(Dataset entries)
####
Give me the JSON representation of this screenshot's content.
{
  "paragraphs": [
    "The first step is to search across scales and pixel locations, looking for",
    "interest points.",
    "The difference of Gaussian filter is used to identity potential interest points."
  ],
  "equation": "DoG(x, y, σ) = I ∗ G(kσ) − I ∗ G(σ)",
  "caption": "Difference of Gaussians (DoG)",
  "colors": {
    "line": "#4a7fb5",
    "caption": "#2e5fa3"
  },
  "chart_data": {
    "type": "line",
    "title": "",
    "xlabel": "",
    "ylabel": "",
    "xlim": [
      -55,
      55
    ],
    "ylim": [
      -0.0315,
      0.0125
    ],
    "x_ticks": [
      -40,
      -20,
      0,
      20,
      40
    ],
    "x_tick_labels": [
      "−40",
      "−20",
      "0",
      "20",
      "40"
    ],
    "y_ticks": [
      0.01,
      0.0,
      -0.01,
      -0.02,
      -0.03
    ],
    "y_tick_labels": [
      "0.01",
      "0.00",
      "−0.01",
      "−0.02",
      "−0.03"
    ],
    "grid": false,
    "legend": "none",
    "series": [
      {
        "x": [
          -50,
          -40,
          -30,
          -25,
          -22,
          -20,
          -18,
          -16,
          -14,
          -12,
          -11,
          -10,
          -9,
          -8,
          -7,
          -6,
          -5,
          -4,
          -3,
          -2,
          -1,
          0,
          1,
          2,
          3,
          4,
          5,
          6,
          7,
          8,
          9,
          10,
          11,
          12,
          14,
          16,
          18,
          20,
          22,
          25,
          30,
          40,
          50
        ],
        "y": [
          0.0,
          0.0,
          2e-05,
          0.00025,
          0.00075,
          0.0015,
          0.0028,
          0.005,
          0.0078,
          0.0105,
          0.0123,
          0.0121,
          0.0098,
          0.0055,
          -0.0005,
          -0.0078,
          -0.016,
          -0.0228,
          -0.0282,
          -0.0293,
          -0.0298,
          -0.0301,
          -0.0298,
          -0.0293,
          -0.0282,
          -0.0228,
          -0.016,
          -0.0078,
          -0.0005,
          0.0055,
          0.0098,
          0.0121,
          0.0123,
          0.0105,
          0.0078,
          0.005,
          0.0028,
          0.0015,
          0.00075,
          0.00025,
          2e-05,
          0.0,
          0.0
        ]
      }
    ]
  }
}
####
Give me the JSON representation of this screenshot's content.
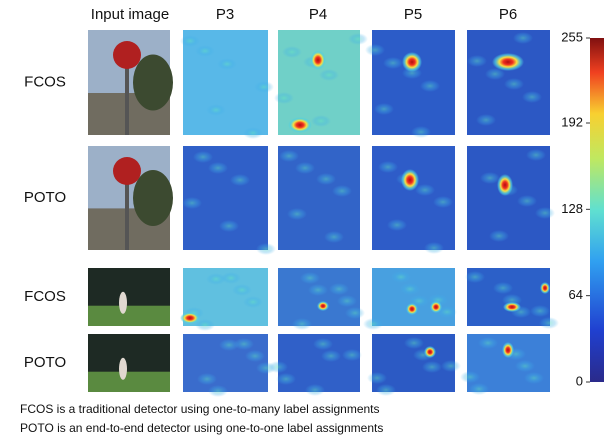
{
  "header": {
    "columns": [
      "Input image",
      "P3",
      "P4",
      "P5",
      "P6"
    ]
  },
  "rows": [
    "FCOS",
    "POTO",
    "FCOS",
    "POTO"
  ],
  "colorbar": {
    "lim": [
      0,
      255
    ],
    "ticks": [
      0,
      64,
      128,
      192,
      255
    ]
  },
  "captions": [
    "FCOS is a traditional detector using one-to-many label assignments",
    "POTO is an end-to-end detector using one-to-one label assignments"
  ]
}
####
WRITTEN INSTRUCTION: Work out the count of lines containing the word "points", then write only that count.

EXERCISE RESULT: 2